* RECORDED DATA:
[start]

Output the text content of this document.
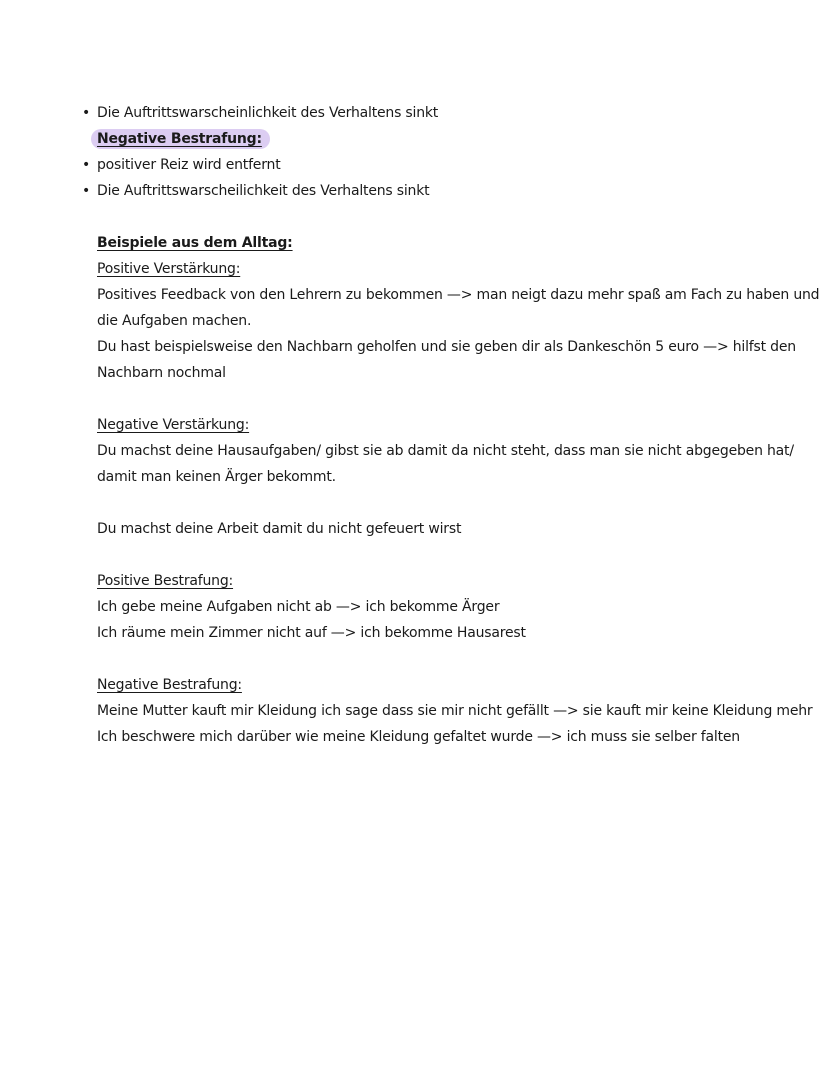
• Die Auftrittswarscheinlichkeit des Verhaltens sinkt
Negative Bestrafung:
• positiver Reiz wird entfernt
• Die Auftrittswarscheilichkeit des Verhaltens sinkt
Beispiele aus dem Alltag:
Positive Verstärkung:
Positives Feedback von den Lehrern zu bekommen —> man neigt dazu mehr spaß am Fach zu haben und
die Aufgaben machen.
Du hast beispielsweise den Nachbarn geholfen und sie geben dir als Dankeschön 5 euro —> hilfst den
Nachbarn nochmal
Negative Verstärkung:
Du machst deine Hausaufgaben/ gibst sie ab damit da nicht steht, dass man sie nicht abgegeben hat/
damit man keinen Ärger bekommt.
Du machst deine Arbeit damit du nicht gefeuert wirst
Positive Bestrafung:
Ich gebe meine Aufgaben nicht ab —> ich bekomme Ärger
Ich räume mein Zimmer nicht auf —> ich bekomme Hausarest
Negative Bestrafung:
Meine Mutter kauft mir Kleidung ich sage dass sie mir nicht gefällt —> sie kauft mir keine Kleidung mehr
Ich beschwere mich darüber wie meine Kleidung gefaltet wurde —> ich muss sie selber falten
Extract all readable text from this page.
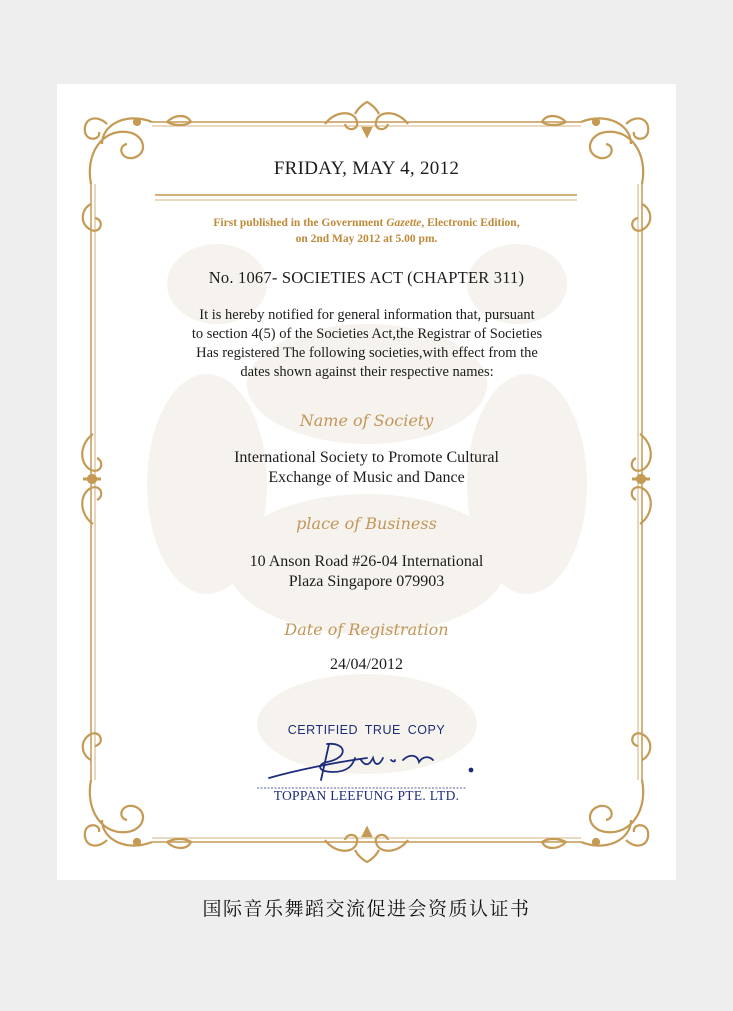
FRIDAY, MAY 4, 2012
First published in the Government Gazette, Electronic Edition,
on 2nd May 2012 at 5.00 pm.
No. 1067- SOCIETIES ACT (CHAPTER 311)
It is hereby notified for general information that, pursuant
to section 4(5) of the Societies Act,the Registrar of Societies
Has registered The following societies,with effect from the
dates shown against their respective names:
Name of Society
International Society to Promote Cultural
Exchange of Music and Dance
place of Business
10 Anson Road #26-04 International
Plaza Singapore 079903
Date of Registration
24/04/2012
CERTIFIED TRUE COPY
TOPPAN LEEFUNG PTE. LTD.
国际音乐舞蹈交流促进会资质认证书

[end]

* DO THIS:
Scan the material above. Copy each line that holds the word "Kleidung".

* SOLUTION BELOW:
Meine Mutter kauft mir Kleidung ich sage dass sie mir nicht gefällt —> sie kauft mir keine Kleidung mehr
Ich beschwere mich darüber wie meine Kleidung gefaltet wurde —> ich muss sie selber falten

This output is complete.